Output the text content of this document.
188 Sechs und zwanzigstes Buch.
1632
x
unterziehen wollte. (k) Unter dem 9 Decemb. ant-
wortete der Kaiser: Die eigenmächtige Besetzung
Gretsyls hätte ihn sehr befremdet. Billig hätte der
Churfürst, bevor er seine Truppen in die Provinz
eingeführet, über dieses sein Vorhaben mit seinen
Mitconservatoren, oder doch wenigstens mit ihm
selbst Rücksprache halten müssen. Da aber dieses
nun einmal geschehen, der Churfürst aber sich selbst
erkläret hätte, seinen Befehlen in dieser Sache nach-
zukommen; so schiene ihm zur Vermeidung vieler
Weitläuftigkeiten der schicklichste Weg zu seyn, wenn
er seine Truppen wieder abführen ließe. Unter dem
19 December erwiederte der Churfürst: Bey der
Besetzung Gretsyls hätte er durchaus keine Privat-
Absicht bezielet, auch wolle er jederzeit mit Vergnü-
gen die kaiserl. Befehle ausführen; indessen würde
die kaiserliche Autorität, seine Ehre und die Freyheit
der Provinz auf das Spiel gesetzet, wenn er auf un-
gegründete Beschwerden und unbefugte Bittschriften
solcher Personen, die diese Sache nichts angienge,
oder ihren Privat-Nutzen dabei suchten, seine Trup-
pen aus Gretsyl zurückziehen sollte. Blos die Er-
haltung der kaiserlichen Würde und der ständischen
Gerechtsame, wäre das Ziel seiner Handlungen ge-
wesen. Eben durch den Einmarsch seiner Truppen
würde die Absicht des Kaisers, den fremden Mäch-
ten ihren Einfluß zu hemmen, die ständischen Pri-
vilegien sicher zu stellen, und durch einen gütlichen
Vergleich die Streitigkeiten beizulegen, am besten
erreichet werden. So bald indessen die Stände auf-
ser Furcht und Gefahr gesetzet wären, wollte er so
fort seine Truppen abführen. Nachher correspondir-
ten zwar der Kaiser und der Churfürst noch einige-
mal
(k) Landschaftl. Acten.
++++
Exercise directions →
Reproduce the records above exactly as they appear.

Solved exercise →
Output the text content of this document.
188 Sechs und zwanzigstes Buch.
1632
x
unterziehen wollte. (k) Unter dem 9 Decemb. ant-
wortete der Kaiser: Die eigenmächtige Besetzung
Gretsyls hätte ihn sehr befremdet. Billig hätte der
Churfürst, bevor er seine Truppen in die Provinz
eingeführet, über dieses sein Vorhaben mit seinen
Mitconservatoren, oder doch wenigstens mit ihm
selbst Rücksprache halten müssen. Da aber dieses
nun einmal geschehen, der Churfürst aber sich selbst
erkläret hätte, seinen Befehlen in dieser Sache nach-
zukommen; so schiene ihm zur Vermeidung vieler
Weitläuftigkeiten der schicklichste Weg zu seyn, wenn
er seine Truppen wieder abführen ließe. Unter dem
19 December erwiederte der Churfürst: Bey der
Besetzung Gretsyls hätte er durchaus keine Privat-
Absicht bezielet, auch wolle er jederzeit mit Vergnü-
gen die kaiserl. Befehle ausführen; indessen würde
die kaiserliche Autorität, seine Ehre und die Freyheit
der Provinz auf das Spiel gesetzet, wenn er auf un-
gegründete Beschwerden und unbefugte Bittschriften
solcher Personen, die diese Sache nichts angienge,
oder ihren Privat-Nutzen dabei suchten, seine Trup-
pen aus Gretsyl zurückziehen sollte. Blos die Er-
haltung der kaiserlichen Würde und der ständischen
Gerechtsame, wäre das Ziel seiner Handlungen ge-
wesen. Eben durch den Einmarsch seiner Truppen
würde die Absicht des Kaisers, den fremden Mäch-
ten ihren Einfluß zu hemmen, die ständischen Pri-
vilegien sicher zu stellen, und durch einen gütlichen
Vergleich die Streitigkeiten beizulegen, am besten
erreichet werden. So bald indessen die Stände auf-
ser Furcht und Gefahr gesetzet wären, wollte er so
fort seine Truppen abführen. Nachher correspondir-
ten zwar der Kaiser und der Churfürst noch einige-
mal
(k) Landschaftl. Acten.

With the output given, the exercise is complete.